## RECORDS PROVIDED
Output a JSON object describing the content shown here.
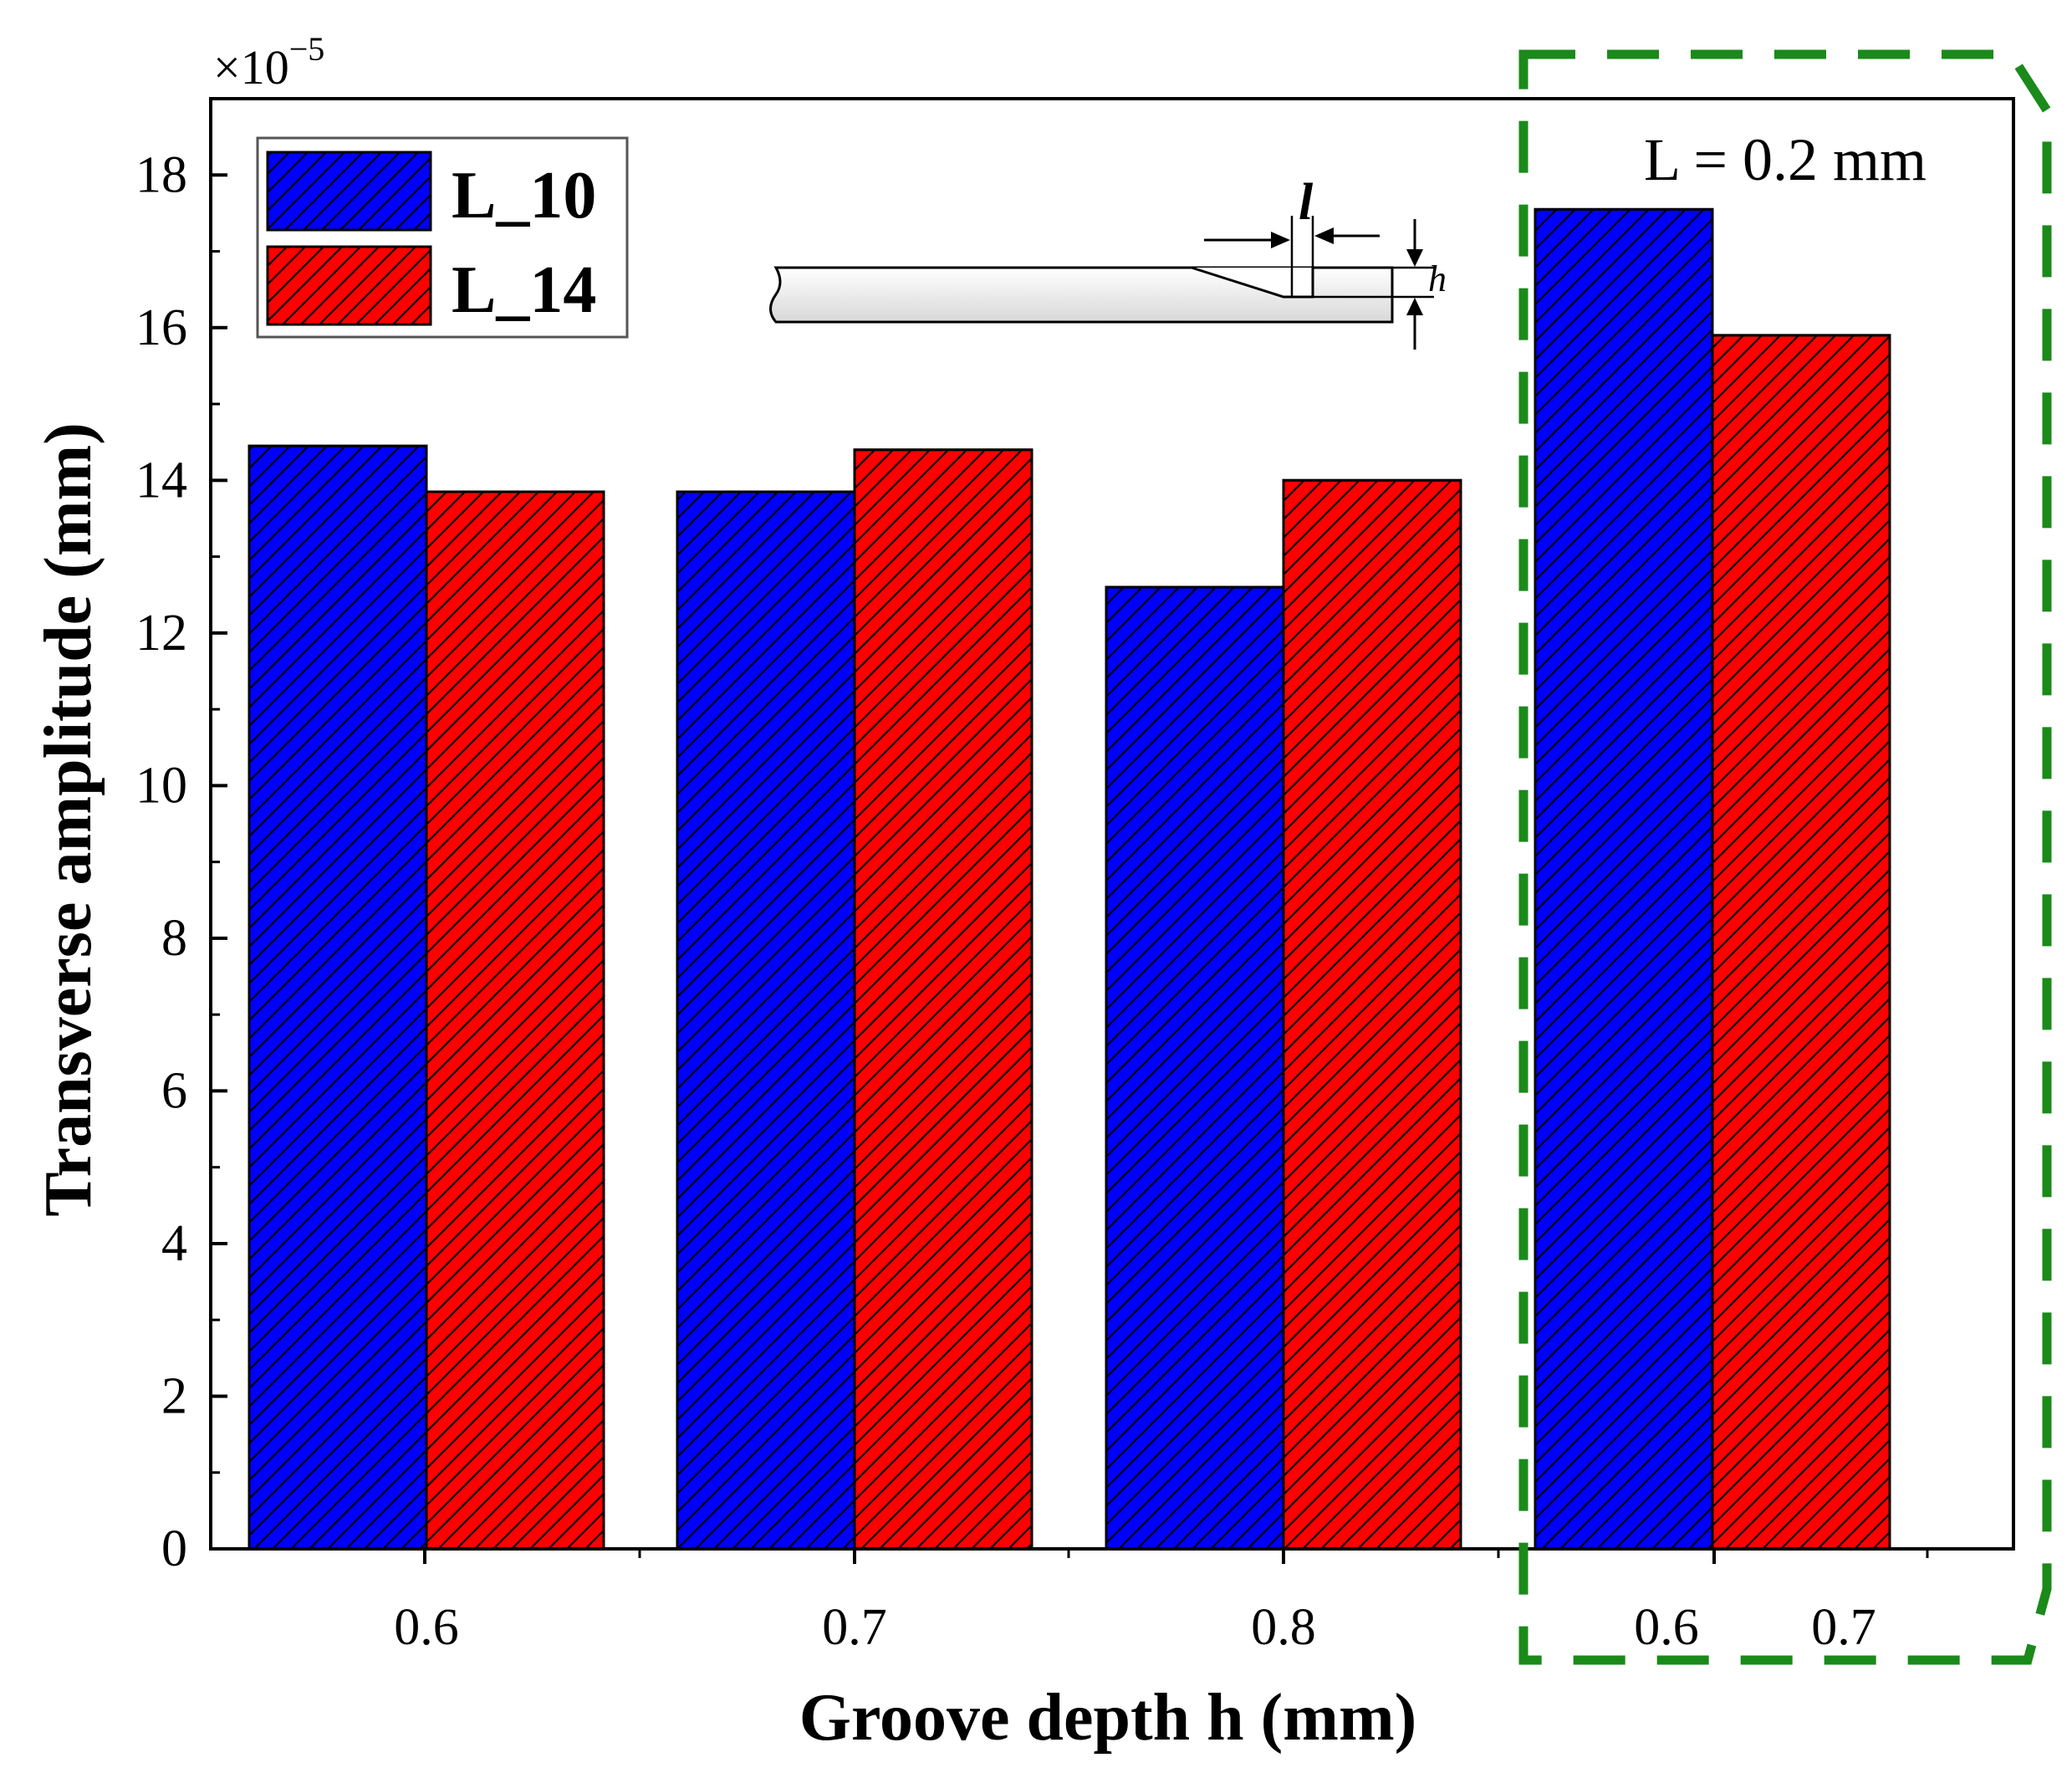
{
  "chart_data": {
    "type": "bar",
    "xlabel": "Groove depth h (mm)",
    "ylabel": "Transverse amplitude (mm)",
    "y_multiplier_base": "×10",
    "y_multiplier_exp": "−5",
    "ylim": [
      0,
      19
    ],
    "yticks": [
      0,
      2,
      4,
      6,
      8,
      10,
      12,
      14,
      16,
      18
    ],
    "grid": false,
    "legend_position": "top-left",
    "groups": [
      {
        "label": "0.6",
        "values": [
          14.45,
          13.85
        ]
      },
      {
        "label": "0.7",
        "values": [
          13.85,
          14.4
        ]
      },
      {
        "label": "0.8",
        "values": [
          12.6,
          14.0
        ]
      },
      {
        "labels": [
          "0.6",
          "0.7"
        ],
        "values": [
          17.55,
          15.9
        ]
      }
    ],
    "series": [
      {
        "name": "L_10",
        "color": "#0000ff"
      },
      {
        "name": "L_14",
        "color": "#ff0000"
      }
    ],
    "annotation": {
      "text": "L = 0.2 mm",
      "box_color": "#1a8a1a"
    },
    "inset": {
      "length_label": "l",
      "depth_label": "h"
    }
  }
}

## EXERCISE
Without including any pictures, print each record exactly.

## SOLVED EXERCISE
Output a JSON object describing the content shown here.
{
  "chart_data": {
    "type": "bar",
    "xlabel": "Groove depth h (mm)",
    "ylabel": "Transverse amplitude (mm)",
    "y_multiplier_base": "×10",
    "y_multiplier_exp": "−5",
    "ylim": [
      0,
      19
    ],
    "yticks": [
      0,
      2,
      4,
      6,
      8,
      10,
      12,
      14,
      16,
      18
    ],
    "grid": false,
    "legend_position": "top-left",
    "groups": [
      {
        "label": "0.6",
        "values": [
          14.45,
          13.85
        ]
      },
      {
        "label": "0.7",
        "values": [
          13.85,
          14.4
        ]
      },
      {
        "label": "0.8",
        "values": [
          12.6,
          14.0
        ]
      },
      {
        "labels": [
          "0.6",
          "0.7"
        ],
        "values": [
          17.55,
          15.9
        ]
      }
    ],
    "series": [
      {
        "name": "L_10",
        "color": "#0000ff"
      },
      {
        "name": "L_14",
        "color": "#ff0000"
      }
    ],
    "annotation": {
      "text": "L = 0.2 mm",
      "box_color": "#1a8a1a"
    },
    "inset": {
      "length_label": "l",
      "depth_label": "h"
    }
  }
}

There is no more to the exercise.